_EXERCISE DESCRIPTION_. Output all records precisely as written.
—————
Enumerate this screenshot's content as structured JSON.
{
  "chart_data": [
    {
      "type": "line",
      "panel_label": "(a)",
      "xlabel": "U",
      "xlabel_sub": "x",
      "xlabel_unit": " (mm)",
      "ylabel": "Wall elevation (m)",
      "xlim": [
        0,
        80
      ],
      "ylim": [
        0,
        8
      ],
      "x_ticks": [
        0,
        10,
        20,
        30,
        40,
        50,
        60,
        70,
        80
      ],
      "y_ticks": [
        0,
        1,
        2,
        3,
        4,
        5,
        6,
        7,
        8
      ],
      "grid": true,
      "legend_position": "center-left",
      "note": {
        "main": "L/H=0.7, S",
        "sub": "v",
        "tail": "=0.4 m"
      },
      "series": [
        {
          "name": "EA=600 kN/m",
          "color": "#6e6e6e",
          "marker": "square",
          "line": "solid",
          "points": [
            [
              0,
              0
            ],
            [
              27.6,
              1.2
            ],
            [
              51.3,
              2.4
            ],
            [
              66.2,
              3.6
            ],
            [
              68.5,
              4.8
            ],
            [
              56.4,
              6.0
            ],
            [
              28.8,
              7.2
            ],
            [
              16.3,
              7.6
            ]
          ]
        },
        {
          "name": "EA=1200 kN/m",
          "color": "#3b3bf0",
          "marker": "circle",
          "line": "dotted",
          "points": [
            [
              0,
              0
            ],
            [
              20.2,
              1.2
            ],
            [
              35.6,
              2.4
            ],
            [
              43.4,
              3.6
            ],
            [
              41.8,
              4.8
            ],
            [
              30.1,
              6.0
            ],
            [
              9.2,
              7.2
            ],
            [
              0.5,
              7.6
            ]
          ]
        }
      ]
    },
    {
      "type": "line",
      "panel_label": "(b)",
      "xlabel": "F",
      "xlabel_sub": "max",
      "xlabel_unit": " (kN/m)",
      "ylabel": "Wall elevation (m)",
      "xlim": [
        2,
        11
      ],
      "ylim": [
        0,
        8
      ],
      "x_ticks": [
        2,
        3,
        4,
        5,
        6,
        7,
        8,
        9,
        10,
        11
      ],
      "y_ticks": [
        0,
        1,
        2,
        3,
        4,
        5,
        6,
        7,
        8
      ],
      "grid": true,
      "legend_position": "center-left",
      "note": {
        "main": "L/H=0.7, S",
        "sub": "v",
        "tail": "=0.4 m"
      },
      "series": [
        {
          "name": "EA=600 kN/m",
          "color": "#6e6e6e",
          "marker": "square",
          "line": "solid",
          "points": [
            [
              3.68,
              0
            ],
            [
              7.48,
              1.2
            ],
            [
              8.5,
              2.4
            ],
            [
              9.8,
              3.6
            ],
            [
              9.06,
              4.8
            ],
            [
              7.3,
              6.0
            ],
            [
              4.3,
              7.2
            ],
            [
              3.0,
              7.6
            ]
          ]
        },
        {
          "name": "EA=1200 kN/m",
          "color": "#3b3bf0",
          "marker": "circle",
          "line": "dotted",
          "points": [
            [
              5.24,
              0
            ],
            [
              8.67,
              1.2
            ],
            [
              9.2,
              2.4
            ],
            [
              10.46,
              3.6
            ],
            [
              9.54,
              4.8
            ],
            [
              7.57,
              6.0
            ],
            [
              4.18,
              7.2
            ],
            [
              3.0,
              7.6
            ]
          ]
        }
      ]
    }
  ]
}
—————
_RESPONSE_.
Enumerate this screenshot's content as structured JSON.
{
  "chart_data": [
    {
      "type": "line",
      "panel_label": "(a)",
      "xlabel": "U",
      "xlabel_sub": "x",
      "xlabel_unit": " (mm)",
      "ylabel": "Wall elevation (m)",
      "xlim": [
        0,
        80
      ],
      "ylim": [
        0,
        8
      ],
      "x_ticks": [
        0,
        10,
        20,
        30,
        40,
        50,
        60,
        70,
        80
      ],
      "y_ticks": [
        0,
        1,
        2,
        3,
        4,
        5,
        6,
        7,
        8
      ],
      "grid": true,
      "legend_position": "center-left",
      "note": {
        "main": "L/H=0.7, S",
        "sub": "v",
        "tail": "=0.4 m"
      },
      "series": [
        {
          "name": "EA=600 kN/m",
          "color": "#6e6e6e",
          "marker": "square",
          "line": "solid",
          "points": [
            [
              0,
              0
            ],
            [
              27.6,
              1.2
            ],
            [
              51.3,
              2.4
            ],
            [
              66.2,
              3.6
            ],
            [
              68.5,
              4.8
            ],
            [
              56.4,
              6.0
            ],
            [
              28.8,
              7.2
            ],
            [
              16.3,
              7.6
            ]
          ]
        },
        {
          "name": "EA=1200 kN/m",
          "color": "#3b3bf0",
          "marker": "circle",
          "line": "dotted",
          "points": [
            [
              0,
              0
            ],
            [
              20.2,
              1.2
            ],
            [
              35.6,
              2.4
            ],
            [
              43.4,
              3.6
            ],
            [
              41.8,
              4.8
            ],
            [
              30.1,
              6.0
            ],
            [
              9.2,
              7.2
            ],
            [
              0.5,
              7.6
            ]
          ]
        }
      ]
    },
    {
      "type": "line",
      "panel_label": "(b)",
      "xlabel": "F",
      "xlabel_sub": "max",
      "xlabel_unit": " (kN/m)",
      "ylabel": "Wall elevation (m)",
      "xlim": [
        2,
        11
      ],
      "ylim": [
        0,
        8
      ],
      "x_ticks": [
        2,
        3,
        4,
        5,
        6,
        7,
        8,
        9,
        10,
        11
      ],
      "y_ticks": [
        0,
        1,
        2,
        3,
        4,
        5,
        6,
        7,
        8
      ],
      "grid": true,
      "legend_position": "center-left",
      "note": {
        "main": "L/H=0.7, S",
        "sub": "v",
        "tail": "=0.4 m"
      },
      "series": [
        {
          "name": "EA=600 kN/m",
          "color": "#6e6e6e",
          "marker": "square",
          "line": "solid",
          "points": [
            [
              3.68,
              0
            ],
            [
              7.48,
              1.2
            ],
            [
              8.5,
              2.4
            ],
            [
              9.8,
              3.6
            ],
            [
              9.06,
              4.8
            ],
            [
              7.3,
              6.0
            ],
            [
              4.3,
              7.2
            ],
            [
              3.0,
              7.6
            ]
          ]
        },
        {
          "name": "EA=1200 kN/m",
          "color": "#3b3bf0",
          "marker": "circle",
          "line": "dotted",
          "points": [
            [
              5.24,
              0
            ],
            [
              8.67,
              1.2
            ],
            [
              9.2,
              2.4
            ],
            [
              10.46,
              3.6
            ],
            [
              9.54,
              4.8
            ],
            [
              7.57,
              6.0
            ],
            [
              4.18,
              7.2
            ],
            [
              3.0,
              7.6
            ]
          ]
        }
      ]
    }
  ]
}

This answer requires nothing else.